#### Material

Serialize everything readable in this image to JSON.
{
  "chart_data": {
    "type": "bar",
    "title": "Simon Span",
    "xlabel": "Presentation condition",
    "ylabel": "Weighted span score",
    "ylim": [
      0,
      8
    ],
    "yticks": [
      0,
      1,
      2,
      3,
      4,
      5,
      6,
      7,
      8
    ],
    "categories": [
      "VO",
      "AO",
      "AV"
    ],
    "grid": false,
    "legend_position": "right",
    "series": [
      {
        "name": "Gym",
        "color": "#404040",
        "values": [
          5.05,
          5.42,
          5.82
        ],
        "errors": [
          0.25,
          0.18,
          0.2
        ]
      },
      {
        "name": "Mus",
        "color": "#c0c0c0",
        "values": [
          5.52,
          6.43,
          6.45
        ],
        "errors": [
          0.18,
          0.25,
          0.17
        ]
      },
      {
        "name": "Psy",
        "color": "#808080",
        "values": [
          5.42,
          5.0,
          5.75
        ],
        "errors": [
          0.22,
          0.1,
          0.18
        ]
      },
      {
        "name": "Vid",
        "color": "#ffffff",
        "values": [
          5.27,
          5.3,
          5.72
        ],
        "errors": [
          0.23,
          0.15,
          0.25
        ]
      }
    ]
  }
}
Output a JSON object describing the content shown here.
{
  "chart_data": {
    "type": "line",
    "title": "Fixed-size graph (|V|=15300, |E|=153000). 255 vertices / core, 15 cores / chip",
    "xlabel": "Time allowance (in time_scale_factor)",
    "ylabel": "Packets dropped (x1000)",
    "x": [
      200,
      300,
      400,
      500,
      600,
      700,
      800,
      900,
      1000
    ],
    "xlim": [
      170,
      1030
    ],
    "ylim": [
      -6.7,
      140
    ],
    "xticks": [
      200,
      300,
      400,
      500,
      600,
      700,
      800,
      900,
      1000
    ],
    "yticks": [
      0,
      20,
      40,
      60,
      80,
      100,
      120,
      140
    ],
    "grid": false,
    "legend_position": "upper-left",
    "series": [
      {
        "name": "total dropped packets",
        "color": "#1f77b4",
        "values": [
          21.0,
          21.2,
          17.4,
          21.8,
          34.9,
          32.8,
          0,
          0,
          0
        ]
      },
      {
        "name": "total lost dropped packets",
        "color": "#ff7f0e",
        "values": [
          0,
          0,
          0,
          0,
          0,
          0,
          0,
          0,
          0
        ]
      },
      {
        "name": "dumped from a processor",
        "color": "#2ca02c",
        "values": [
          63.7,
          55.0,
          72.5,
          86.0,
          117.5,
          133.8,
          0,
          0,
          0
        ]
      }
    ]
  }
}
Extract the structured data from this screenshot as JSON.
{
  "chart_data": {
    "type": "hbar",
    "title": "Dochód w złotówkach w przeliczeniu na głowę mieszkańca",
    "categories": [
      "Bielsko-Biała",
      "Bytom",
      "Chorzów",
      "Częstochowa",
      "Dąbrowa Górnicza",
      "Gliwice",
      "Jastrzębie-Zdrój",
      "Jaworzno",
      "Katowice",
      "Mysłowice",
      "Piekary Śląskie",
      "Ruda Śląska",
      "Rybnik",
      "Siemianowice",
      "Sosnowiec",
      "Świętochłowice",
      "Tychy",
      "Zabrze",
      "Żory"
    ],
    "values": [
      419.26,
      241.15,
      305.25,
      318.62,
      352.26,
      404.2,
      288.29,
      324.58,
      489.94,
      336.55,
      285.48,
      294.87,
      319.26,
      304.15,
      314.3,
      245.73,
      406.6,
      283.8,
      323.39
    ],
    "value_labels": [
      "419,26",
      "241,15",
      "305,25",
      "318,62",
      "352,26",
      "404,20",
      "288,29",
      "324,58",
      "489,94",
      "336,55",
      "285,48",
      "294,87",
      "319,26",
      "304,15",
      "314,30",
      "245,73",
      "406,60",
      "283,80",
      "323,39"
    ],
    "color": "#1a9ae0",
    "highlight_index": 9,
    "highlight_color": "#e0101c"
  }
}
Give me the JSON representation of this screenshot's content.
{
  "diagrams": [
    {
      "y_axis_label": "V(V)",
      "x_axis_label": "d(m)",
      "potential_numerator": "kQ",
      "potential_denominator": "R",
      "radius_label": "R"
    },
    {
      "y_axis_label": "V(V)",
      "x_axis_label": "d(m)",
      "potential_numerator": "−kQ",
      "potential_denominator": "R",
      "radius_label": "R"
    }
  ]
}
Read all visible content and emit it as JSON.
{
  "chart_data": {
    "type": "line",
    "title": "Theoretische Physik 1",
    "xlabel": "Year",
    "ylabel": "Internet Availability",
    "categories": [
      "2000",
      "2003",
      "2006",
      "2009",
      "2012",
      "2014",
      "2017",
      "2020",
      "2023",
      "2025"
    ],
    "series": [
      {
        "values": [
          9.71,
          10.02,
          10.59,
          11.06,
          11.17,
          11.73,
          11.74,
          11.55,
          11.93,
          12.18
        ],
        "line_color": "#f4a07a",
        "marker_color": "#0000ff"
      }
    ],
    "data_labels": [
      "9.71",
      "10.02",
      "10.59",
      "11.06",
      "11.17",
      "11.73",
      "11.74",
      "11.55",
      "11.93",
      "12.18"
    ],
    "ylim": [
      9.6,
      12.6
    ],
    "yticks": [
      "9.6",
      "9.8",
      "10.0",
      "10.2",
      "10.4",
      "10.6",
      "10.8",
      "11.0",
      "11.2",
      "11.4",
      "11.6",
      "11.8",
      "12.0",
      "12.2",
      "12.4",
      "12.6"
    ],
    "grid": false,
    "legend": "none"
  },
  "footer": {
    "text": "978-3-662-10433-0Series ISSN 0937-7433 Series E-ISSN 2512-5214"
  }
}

########

* **Task instructions**
Give back all the data exactly as written.

* **Response to the exercise**
Serialize everything readable in this image to JSON.
{
  "chart_data": {
    "type": "bar",
    "title": "Simon Span",
    "xlabel": "Presentation condition",
    "ylabel": "Weighted span score",
    "ylim": [
      0,
      8
    ],
    "yticks": [
      0,
      1,
      2,
      3,
      4,
      5,
      6,
      7,
      8
    ],
    "categories": [
      "VO",
      "AO",
      "AV"
    ],
    "grid": false,
    "legend_position": "right",
    "series": [
      {
        "name": "Gym",
        "color": "#404040",
        "values": [
          5.05,
          5.42,
          5.82
        ],
        "errors": [
          0.25,
          0.18,
          0.2
        ]
      },
      {
        "name": "Mus",
        "color": "#c0c0c0",
        "values": [
          5.52,
          6.43,
          6.45
        ],
        "errors": [
          0.18,
          0.25,
          0.17
        ]
      },
      {
        "name": "Psy",
        "color": "#808080",
        "values": [
          5.42,
          5.0,
          5.75
        ],
        "errors": [
          0.22,
          0.1,
          0.18
        ]
      },
      {
        "name": "Vid",
        "color": "#ffffff",
        "values": [
          5.27,
          5.3,
          5.72
        ],
        "errors": [
          0.23,
          0.15,
          0.25
        ]
      }
    ]
  }
}
Output a JSON object describing the content shown here.
{
  "chart_data": {
    "type": "line",
    "title": "Fixed-size graph (|V|=15300, |E|=153000). 255 vertices / core, 15 cores / chip",
    "xlabel": "Time allowance (in time_scale_factor)",
    "ylabel": "Packets dropped (x1000)",
    "x": [
      200,
      300,
      400,
      500,
      600,
      700,
      800,
      900,
      1000
    ],
    "xlim": [
      170,
      1030
    ],
    "ylim": [
      -6.7,
      140
    ],
    "xticks": [
      200,
      300,
      400,
      500,
      600,
      700,
      800,
      900,
      1000
    ],
    "yticks": [
      0,
      20,
      40,
      60,
      80,
      100,
      120,
      140
    ],
    "grid": false,
    "legend_position": "upper-left",
    "series": [
      {
        "name": "total dropped packets",
        "color": "#1f77b4",
        "values": [
          21.0,
          21.2,
          17.4,
          21.8,
          34.9,
          32.8,
          0,
          0,
          0
        ]
      },
      {
        "name": "total lost dropped packets",
        "color": "#ff7f0e",
        "values": [
          0,
          0,
          0,
          0,
          0,
          0,
          0,
          0,
          0
        ]
      },
      {
        "name": "dumped from a processor",
        "color": "#2ca02c",
        "values": [
          63.7,
          55.0,
          72.5,
          86.0,
          117.5,
          133.8,
          0,
          0,
          0
        ]
      }
    ]
  }
}
Extract the structured data from this screenshot as JSON.
{
  "chart_data": {
    "type": "hbar",
    "title": "Dochód w złotówkach w przeliczeniu na głowę mieszkańca",
    "categories": [
      "Bielsko-Biała",
      "Bytom",
      "Chorzów",
      "Częstochowa",
      "Dąbrowa Górnicza",
      "Gliwice",
      "Jastrzębie-Zdrój",
      "Jaworzno",
      "Katowice",
      "Mysłowice",
      "Piekary Śląskie",
      "Ruda Śląska",
      "Rybnik",
      "Siemianowice",
      "Sosnowiec",
      "Świętochłowice",
      "Tychy",
      "Zabrze",
      "Żory"
    ],
    "values": [
      419.26,
      241.15,
      305.25,
      318.62,
      352.26,
      404.2,
      288.29,
      324.58,
      489.94,
      336.55,
      285.48,
      294.87,
      319.26,
      304.15,
      314.3,
      245.73,
      406.6,
      283.8,
      323.39
    ],
    "value_labels": [
      "419,26",
      "241,15",
      "305,25",
      "318,62",
      "352,26",
      "404,20",
      "288,29",
      "324,58",
      "489,94",
      "336,55",
      "285,48",
      "294,87",
      "319,26",
      "304,15",
      "314,30",
      "245,73",
      "406,60",
      "283,80",
      "323,39"
    ],
    "color": "#1a9ae0",
    "highlight_index": 9,
    "highlight_color": "#e0101c"
  }
}
Give me the JSON representation of this screenshot's content.
{
  "diagrams": [
    {
      "y_axis_label": "V(V)",
      "x_axis_label": "d(m)",
      "potential_numerator": "kQ",
      "potential_denominator": "R",
      "radius_label": "R"
    },
    {
      "y_axis_label": "V(V)",
      "x_axis_label": "d(m)",
      "potential_numerator": "−kQ",
      "potential_denominator": "R",
      "radius_label": "R"
    }
  ]
}
Read all visible content and emit it as JSON.
{
  "chart_data": {
    "type": "line",
    "title": "Theoretische Physik 1",
    "xlabel": "Year",
    "ylabel": "Internet Availability",
    "categories": [
      "2000",
      "2003",
      "2006",
      "2009",
      "2012",
      "2014",
      "2017",
      "2020",
      "2023",
      "2025"
    ],
    "series": [
      {
        "values": [
          9.71,
          10.02,
          10.59,
          11.06,
          11.17,
          11.73,
          11.74,
          11.55,
          11.93,
          12.18
        ],
        "line_color": "#f4a07a",
        "marker_color": "#0000ff"
      }
    ],
    "data_labels": [
      "9.71",
      "10.02",
      "10.59",
      "11.06",
      "11.17",
      "11.73",
      "11.74",
      "11.55",
      "11.93",
      "12.18"
    ],
    "ylim": [
      9.6,
      12.6
    ],
    "yticks": [
      "9.6",
      "9.8",
      "10.0",
      "10.2",
      "10.4",
      "10.6",
      "10.8",
      "11.0",
      "11.2",
      "11.4",
      "11.6",
      "11.8",
      "12.0",
      "12.2",
      "12.4",
      "12.6"
    ],
    "grid": false,
    "legend": "none"
  },
  "footer": {
    "text": "978-3-662-10433-0Series ISSN 0937-7433 Series E-ISSN 2512-5214"
  }
}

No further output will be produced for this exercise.